- [What to do] Every line that includes the word "ANALÍTICOS" is to be listed.

- [Entries provided]
—————

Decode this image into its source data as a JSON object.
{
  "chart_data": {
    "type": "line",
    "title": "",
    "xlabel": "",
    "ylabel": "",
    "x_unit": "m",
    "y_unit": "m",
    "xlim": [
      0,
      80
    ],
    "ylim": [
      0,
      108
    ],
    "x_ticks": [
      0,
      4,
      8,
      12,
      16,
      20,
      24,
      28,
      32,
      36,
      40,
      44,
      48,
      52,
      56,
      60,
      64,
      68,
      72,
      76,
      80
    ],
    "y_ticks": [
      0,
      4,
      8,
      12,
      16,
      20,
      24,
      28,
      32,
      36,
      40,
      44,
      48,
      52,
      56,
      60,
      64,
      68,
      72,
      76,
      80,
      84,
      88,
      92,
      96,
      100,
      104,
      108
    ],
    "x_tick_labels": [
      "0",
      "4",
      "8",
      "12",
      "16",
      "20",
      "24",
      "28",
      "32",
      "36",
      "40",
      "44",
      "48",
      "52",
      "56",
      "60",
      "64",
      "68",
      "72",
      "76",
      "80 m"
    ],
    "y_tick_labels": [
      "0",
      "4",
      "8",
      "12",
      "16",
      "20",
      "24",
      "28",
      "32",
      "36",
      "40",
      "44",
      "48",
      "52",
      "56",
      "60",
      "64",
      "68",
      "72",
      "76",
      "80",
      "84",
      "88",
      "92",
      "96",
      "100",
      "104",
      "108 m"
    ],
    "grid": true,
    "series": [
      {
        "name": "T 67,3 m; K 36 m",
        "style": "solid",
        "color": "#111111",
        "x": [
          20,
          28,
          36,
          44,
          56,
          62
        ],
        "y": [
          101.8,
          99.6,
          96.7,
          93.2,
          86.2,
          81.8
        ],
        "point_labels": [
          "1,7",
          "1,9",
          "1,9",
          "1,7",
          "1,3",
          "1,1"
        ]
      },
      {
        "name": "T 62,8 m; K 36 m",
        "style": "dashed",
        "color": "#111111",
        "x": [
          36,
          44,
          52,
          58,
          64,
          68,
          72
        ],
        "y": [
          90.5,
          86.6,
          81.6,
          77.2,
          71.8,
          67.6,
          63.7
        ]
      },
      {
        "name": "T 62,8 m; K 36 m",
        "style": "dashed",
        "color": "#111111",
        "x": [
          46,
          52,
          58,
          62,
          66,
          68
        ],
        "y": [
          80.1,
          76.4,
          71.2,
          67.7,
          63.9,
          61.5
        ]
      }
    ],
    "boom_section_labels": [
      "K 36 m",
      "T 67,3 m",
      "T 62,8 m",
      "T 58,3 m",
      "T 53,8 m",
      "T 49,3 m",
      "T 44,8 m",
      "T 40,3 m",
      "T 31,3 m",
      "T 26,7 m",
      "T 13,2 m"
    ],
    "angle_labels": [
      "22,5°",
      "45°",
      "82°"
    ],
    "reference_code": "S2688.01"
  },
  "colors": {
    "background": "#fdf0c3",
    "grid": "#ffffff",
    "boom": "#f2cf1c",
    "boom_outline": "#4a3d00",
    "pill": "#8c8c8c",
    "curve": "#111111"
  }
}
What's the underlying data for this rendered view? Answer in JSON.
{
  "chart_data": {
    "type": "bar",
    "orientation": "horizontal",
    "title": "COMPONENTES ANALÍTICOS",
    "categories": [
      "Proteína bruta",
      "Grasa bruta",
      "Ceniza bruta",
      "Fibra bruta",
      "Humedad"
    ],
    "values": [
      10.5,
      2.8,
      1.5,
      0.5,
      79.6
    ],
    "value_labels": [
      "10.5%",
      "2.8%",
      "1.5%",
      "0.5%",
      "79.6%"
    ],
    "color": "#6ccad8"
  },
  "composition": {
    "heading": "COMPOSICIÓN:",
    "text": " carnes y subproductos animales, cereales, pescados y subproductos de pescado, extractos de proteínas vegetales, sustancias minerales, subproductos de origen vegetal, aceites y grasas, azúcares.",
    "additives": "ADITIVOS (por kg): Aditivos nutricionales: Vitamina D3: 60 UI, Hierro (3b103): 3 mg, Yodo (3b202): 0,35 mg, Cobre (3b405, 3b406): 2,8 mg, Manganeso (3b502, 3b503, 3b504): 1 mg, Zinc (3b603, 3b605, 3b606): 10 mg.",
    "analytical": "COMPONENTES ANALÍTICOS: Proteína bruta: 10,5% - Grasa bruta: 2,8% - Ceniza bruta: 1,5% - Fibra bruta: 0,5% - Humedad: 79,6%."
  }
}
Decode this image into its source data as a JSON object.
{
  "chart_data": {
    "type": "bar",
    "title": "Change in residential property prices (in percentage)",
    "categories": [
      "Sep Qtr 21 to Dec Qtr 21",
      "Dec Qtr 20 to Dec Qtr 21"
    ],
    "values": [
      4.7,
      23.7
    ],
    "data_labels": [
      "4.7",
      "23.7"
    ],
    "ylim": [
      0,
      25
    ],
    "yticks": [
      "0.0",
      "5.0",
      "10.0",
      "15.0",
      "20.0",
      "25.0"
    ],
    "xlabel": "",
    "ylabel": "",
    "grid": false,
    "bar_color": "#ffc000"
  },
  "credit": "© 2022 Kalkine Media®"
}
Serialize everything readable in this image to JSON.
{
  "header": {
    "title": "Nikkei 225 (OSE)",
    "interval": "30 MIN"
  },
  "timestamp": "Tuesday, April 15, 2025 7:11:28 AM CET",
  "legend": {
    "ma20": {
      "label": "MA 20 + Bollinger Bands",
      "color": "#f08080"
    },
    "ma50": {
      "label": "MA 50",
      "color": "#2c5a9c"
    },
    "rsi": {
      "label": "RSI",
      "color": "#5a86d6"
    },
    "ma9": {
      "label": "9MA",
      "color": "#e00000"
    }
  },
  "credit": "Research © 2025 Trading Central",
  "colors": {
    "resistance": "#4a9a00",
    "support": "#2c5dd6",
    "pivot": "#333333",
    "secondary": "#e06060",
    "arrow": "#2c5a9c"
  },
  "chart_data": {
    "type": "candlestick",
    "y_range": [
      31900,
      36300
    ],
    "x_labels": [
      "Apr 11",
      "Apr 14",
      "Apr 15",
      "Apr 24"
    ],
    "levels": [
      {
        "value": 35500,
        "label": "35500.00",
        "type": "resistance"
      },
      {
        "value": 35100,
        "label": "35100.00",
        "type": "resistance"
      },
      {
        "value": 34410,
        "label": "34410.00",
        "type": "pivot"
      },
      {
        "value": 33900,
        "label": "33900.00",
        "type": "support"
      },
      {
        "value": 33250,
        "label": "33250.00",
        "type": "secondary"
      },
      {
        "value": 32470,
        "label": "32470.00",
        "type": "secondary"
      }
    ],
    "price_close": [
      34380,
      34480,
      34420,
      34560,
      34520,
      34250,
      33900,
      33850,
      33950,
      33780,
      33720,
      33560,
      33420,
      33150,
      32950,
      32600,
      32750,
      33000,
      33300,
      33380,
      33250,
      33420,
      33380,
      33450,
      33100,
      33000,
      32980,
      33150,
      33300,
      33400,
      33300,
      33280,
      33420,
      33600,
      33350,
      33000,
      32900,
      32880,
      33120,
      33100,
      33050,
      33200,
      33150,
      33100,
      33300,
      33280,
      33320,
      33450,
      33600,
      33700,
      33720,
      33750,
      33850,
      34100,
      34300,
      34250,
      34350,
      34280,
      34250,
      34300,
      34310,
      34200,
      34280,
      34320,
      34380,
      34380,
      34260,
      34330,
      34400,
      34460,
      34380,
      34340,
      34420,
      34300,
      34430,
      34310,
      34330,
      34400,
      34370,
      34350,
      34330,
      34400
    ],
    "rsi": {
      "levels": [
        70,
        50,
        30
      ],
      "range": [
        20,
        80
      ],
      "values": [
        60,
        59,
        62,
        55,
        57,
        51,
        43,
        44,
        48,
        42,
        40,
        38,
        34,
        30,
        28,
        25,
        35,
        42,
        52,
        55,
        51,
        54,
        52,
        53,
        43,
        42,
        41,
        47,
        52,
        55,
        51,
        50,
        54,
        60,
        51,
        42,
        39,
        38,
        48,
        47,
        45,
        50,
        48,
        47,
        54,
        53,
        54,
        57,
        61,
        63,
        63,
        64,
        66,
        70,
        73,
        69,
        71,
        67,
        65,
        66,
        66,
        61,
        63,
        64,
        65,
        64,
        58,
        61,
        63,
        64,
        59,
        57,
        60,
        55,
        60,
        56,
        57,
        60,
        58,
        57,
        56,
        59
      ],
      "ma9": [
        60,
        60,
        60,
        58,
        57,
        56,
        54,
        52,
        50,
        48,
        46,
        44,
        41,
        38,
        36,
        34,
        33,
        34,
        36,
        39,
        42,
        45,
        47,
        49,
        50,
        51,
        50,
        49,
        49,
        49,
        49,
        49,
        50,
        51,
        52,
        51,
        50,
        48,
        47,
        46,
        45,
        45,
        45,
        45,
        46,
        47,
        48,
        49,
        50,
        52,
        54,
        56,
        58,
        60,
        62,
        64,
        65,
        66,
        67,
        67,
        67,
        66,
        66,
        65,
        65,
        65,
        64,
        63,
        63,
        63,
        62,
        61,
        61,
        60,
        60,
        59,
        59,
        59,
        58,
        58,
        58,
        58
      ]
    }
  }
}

—————

- [Task answer]
    "title": "COMPONENTES ANALÍTICOS",
    "analytical": "COMPONENTES ANALÍTICOS: Proteína bruta: 10,5% - Grasa bruta: 2,8% - Ceniza bruta: 1,5% - Fibra bruta: 0,5% - Humedad: 79,6%."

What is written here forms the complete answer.